EXTRAIT À LIRE:

Deux types de constructions abondent : les maisons à plusieurs étages et les pièces souterraines rondes nommées kivas. Perfectionnées au fil du temps comme on le voit ici :

En haut, les habitations où la pierre va prendre de plus en plus de place et en bas l'évolution des kivas.

Les kivas sont probablement des lieux de cérémonies religieuses destinés à chaque clan familial et peut-être aussi un lieu social. On ne sait pas vraiment car les indiens gardent bien le secret... En effet, les scientifiques n'arrivent pas à avoir accès aux rites encore aujourd'hui pratiqués. Une kiva est constituée d'une cheminée au centre, un autel et un petit trou, le sipapu (lien entre le monde souterrain des ancêtres et le monde des vivants).


On y descend par une échelle. Un trou est pratiqué au milieu du toit enterré. Nous allons en voir une belle à Spruce Tree House :


La kiva est sous la place. On va y accéder par l'échelle.



Ce dessin reconstitue l'intérieur d'une kiva avec un métier à tisser, des peintures et d'autres menus objets.



Détail de charpente de kiva.

Comme à Chaco, le commerce allait bon train entre l'achat de coton, des coquillages du Pacifique, de la turquoise et des plumes d'oiseaux du Mexique. A l'instar des Acomas, il semblerait que les Anasazis avait une société organisée de façon matriarcale. Les femmes prenaient les décisions finales et transmettaient la propriété.

(Entrées du jeu de données de mise en page)
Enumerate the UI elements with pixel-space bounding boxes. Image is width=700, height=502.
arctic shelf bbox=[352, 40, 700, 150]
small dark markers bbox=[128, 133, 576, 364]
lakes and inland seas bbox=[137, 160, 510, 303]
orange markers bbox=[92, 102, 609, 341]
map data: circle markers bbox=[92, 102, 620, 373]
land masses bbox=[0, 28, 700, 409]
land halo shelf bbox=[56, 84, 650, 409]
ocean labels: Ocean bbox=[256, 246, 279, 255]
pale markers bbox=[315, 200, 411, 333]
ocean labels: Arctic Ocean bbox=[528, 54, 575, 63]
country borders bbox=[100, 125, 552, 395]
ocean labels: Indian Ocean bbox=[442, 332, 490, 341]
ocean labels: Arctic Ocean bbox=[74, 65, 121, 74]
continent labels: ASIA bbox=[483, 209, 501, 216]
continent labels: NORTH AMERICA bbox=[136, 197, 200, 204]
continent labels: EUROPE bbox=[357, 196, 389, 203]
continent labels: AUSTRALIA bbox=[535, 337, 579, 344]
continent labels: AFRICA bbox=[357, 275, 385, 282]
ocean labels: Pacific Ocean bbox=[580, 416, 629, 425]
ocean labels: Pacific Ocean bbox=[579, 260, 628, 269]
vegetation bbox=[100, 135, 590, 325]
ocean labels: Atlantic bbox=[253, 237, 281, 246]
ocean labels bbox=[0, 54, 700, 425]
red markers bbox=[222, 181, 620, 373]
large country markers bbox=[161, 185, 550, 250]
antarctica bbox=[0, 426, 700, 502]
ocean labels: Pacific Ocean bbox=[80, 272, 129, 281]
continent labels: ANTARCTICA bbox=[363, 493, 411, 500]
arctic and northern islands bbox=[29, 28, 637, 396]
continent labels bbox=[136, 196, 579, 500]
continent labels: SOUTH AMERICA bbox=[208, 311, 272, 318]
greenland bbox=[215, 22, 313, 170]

TÂCHES À RÉALISER:
1) Répondez aux questions suivantes d'après l'extrait sur les kivas.
(a) Quel nom porte le petit trou aménagé dans une kiva ?
(b) Par quel moyen descend-on dans une kiva ?
(c) Chez les Anasazis, qui prenait les décisions finales ?
2) Poursuivez l'extrait sur les kivas et les Anasazis à partir de sa dernière phrase.
Ces données ne servent à rien ici.

RÉPONSES FINALES:
1)
(a) Le sipapu.
(b) Par une échelle.
(c) Les femmes.

2)
On enchaine avec une balade de 2 heures longeant les hauteurs de falaises pour voir des pétroglyphes

et finissant en haut du plateau, à 2134 mètres. 3,8 kms de paysages grandioses

avec la vue sur plusieurs canyons, plus un barrage de l'époque :

On a fini cette journée bien chargée par une visite en voiture de " Mesa Top ". A chaque arrêt on peut voir des habitations de différentes époques. Les seules choses qu'ils n'ont pas inventées sont la roue, la porte et les outils en métal.
Ensuite direction notre place de camping. C'est l'heure de sortie des biches :


On en trouve même une sur notre emplacement :


Le lendemain nous avons rendez-vous pour une autre visite avec un ranger : Long House à Wetherill Mesa. Un petit train nous emmène au départ de la visite et on poursuit à pied pour atteindre le site. On arrive dans une sorte de cirque. Le village est accroché à flanc de falaise. C'est le 2ème plus grand ensemble du parc, avec une source d'eau arrivant directement derrière les maisons

Ici, un trou dans lequel s'accumulait l'eau et où on plongeait le verre pour boire.
Une grande place devant les maisons suggère un lieu de rassemblement pour des danses ou cérémonies. Le ranger nous apprend que les pins n'étaient pas coupés pour servir de charpente car le bois suinte de la résine. De plus les pignons de pin étaient une source d'alimentation.

Voilà ! On peut dire qu'on a appris énormément de choses à Mesa Verde et que tout était passionnant. Ce site est unique en son genre.
La prochaine fois on vous emmène dans un univers plus rose, le parc national des Arches.

3 commentaires:

  1. toujours très bien documenté mais la montée sur l'échelle et le passage dans les "boyaux" je ne sais pas si j'aurais été capable de les faire, quant à certains américains et leur problème de poids, j'en suis encore moins sûre ....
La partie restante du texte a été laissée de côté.